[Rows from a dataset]
◆ ◆ ◆

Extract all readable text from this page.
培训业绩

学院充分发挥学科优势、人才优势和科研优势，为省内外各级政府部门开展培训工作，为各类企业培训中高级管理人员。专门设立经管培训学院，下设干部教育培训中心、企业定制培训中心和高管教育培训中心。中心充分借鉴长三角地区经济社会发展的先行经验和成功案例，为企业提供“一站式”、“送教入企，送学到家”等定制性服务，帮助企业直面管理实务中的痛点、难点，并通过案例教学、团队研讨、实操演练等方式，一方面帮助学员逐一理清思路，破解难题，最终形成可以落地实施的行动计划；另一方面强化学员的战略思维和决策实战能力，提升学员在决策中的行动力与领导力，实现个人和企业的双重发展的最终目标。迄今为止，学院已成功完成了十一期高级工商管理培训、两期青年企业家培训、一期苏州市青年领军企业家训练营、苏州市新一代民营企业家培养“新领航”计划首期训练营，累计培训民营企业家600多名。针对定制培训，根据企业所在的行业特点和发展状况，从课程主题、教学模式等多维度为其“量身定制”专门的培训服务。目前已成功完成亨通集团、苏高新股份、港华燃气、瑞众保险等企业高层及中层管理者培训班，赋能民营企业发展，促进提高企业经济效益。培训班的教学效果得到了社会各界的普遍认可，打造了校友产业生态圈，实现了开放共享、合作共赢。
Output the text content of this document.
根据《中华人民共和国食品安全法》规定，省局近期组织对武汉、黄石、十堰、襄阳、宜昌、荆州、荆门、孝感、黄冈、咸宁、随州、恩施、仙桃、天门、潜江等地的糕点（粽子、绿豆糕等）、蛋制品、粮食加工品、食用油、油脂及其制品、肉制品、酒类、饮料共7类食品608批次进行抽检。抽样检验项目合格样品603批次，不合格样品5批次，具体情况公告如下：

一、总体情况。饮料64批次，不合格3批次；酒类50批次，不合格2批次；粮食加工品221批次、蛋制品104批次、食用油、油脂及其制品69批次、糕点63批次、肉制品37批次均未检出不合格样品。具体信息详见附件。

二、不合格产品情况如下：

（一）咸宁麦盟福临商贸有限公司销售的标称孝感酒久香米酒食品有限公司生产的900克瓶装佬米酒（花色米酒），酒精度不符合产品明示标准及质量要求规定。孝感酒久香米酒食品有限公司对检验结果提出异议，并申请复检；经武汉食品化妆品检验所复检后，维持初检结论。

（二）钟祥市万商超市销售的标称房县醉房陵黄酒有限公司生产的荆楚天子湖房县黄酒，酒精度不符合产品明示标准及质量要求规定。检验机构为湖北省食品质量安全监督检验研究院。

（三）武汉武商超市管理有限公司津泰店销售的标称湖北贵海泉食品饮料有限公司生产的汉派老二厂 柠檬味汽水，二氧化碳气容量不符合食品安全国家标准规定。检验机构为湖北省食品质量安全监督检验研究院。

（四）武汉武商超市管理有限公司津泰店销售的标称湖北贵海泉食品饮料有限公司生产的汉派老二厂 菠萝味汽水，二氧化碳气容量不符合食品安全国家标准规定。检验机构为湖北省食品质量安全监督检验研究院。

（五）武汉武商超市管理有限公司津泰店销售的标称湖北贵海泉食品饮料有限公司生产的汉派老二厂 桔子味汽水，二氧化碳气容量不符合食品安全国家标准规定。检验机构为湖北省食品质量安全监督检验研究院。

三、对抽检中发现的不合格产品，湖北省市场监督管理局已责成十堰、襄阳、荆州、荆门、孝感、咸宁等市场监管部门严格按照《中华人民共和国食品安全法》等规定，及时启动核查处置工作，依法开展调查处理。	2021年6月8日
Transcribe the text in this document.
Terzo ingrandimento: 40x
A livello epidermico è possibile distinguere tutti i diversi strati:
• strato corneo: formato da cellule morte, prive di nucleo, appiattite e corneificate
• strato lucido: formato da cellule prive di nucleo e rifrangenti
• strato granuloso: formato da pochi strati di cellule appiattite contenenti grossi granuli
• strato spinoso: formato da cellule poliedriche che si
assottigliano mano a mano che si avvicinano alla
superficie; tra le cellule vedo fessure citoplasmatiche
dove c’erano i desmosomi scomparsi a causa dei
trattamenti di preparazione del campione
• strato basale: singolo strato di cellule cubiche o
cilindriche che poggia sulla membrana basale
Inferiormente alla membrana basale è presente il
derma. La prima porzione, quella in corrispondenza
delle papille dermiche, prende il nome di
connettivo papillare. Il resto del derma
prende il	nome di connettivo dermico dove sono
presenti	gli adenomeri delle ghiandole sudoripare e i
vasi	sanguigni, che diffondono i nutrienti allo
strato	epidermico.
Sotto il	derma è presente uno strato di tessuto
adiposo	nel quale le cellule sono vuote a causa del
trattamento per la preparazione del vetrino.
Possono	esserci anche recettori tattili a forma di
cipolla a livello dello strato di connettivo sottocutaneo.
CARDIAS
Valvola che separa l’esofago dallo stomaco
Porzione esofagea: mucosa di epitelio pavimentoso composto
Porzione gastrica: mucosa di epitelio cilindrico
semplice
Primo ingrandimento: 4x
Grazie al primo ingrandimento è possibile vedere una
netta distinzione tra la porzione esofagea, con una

◆ ◆ ◆

Reproduce all of the data exactly as given.

Extract all readable text from this page.
培训业绩

学院充分发挥学科优势、人才优势和科研优势，为省内外各级政府部门开展培训工作，为各类企业培训中高级管理人员。专门设立经管培训学院，下设干部教育培训中心、企业定制培训中心和高管教育培训中心。中心充分借鉴长三角地区经济社会发展的先行经验和成功案例，为企业提供“一站式”、“送教入企，送学到家”等定制性服务，帮助企业直面管理实务中的痛点、难点，并通过案例教学、团队研讨、实操演练等方式，一方面帮助学员逐一理清思路，破解难题，最终形成可以落地实施的行动计划；另一方面强化学员的战略思维和决策实战能力，提升学员在决策中的行动力与领导力，实现个人和企业的双重发展的最终目标。迄今为止，学院已成功完成了十一期高级工商管理培训、两期青年企业家培训、一期苏州市青年领军企业家训练营、苏州市新一代民营企业家培养“新领航”计划首期训练营，累计培训民营企业家600多名。针对定制培训，根据企业所在的行业特点和发展状况，从课程主题、教学模式等多维度为其“量身定制”专门的培训服务。目前已成功完成亨通集团、苏高新股份、港华燃气、瑞众保险等企业高层及中层管理者培训班，赋能民营企业发展，促进提高企业经济效益。培训班的教学效果得到了社会各界的普遍认可，打造了校友产业生态圈，实现了开放共享、合作共赢。
Output the text content of this document.
根据《中华人民共和国食品安全法》规定，省局近期组织对武汉、黄石、十堰、襄阳、宜昌、荆州、荆门、孝感、黄冈、咸宁、随州、恩施、仙桃、天门、潜江等地的糕点（粽子、绿豆糕等）、蛋制品、粮食加工品、食用油、油脂及其制品、肉制品、酒类、饮料共7类食品608批次进行抽检。抽样检验项目合格样品603批次，不合格样品5批次，具体情况公告如下：

一、总体情况。饮料64批次，不合格3批次；酒类50批次，不合格2批次；粮食加工品221批次、蛋制品104批次、食用油、油脂及其制品69批次、糕点63批次、肉制品37批次均未检出不合格样品。具体信息详见附件。

二、不合格产品情况如下：

（一）咸宁麦盟福临商贸有限公司销售的标称孝感酒久香米酒食品有限公司生产的900克瓶装佬米酒（花色米酒），酒精度不符合产品明示标准及质量要求规定。孝感酒久香米酒食品有限公司对检验结果提出异议，并申请复检；经武汉食品化妆品检验所复检后，维持初检结论。

（二）钟祥市万商超市销售的标称房县醉房陵黄酒有限公司生产的荆楚天子湖房县黄酒，酒精度不符合产品明示标准及质量要求规定。检验机构为湖北省食品质量安全监督检验研究院。

（三）武汉武商超市管理有限公司津泰店销售的标称湖北贵海泉食品饮料有限公司生产的汉派老二厂 柠檬味汽水，二氧化碳气容量不符合食品安全国家标准规定。检验机构为湖北省食品质量安全监督检验研究院。

（四）武汉武商超市管理有限公司津泰店销售的标称湖北贵海泉食品饮料有限公司生产的汉派老二厂 菠萝味汽水，二氧化碳气容量不符合食品安全国家标准规定。检验机构为湖北省食品质量安全监督检验研究院。

（五）武汉武商超市管理有限公司津泰店销售的标称湖北贵海泉食品饮料有限公司生产的汉派老二厂 桔子味汽水，二氧化碳气容量不符合食品安全国家标准规定。检验机构为湖北省食品质量安全监督检验研究院。

三、对抽检中发现的不合格产品，湖北省市场监督管理局已责成十堰、襄阳、荆州、荆门、孝感、咸宁等市场监管部门严格按照《中华人民共和国食品安全法》等规定，及时启动核查处置工作，依法开展调查处理。	2021年6月8日
Transcribe the text in this document.
Terzo ingrandimento: 40x
A livello epidermico è possibile distinguere tutti i diversi strati:
• strato corneo: formato da cellule morte, prive di nucleo, appiattite e corneificate
• strato lucido: formato da cellule prive di nucleo e rifrangenti
• strato granuloso: formato da pochi strati di cellule appiattite contenenti grossi granuli
• strato spinoso: formato da cellule poliedriche che si
assottigliano mano a mano che si avvicinano alla
superficie; tra le cellule vedo fessure citoplasmatiche
dove c’erano i desmosomi scomparsi a causa dei
trattamenti di preparazione del campione
• strato basale: singolo strato di cellule cubiche o
cilindriche che poggia sulla membrana basale
Inferiormente alla membrana basale è presente il
derma. La prima porzione, quella in corrispondenza
delle papille dermiche, prende il nome di
connettivo papillare. Il resto del derma
prende il	nome di connettivo dermico dove sono
presenti	gli adenomeri delle ghiandole sudoripare e i
vasi	sanguigni, che diffondono i nutrienti allo
strato	epidermico.
Sotto il	derma è presente uno strato di tessuto
adiposo	nel quale le cellule sono vuote a causa del
trattamento per la preparazione del vetrino.
Possono	esserci anche recettori tattili a forma di
cipolla a livello dello strato di connettivo sottocutaneo.
CARDIAS
Valvola che separa l’esofago dallo stomaco
Porzione esofagea: mucosa di epitelio pavimentoso composto
Porzione gastrica: mucosa di epitelio cilindrico
semplice
Primo ingrandimento: 4x
Grazie al primo ingrandimento è possibile vedere una
netta distinzione tra la porzione esofagea, con una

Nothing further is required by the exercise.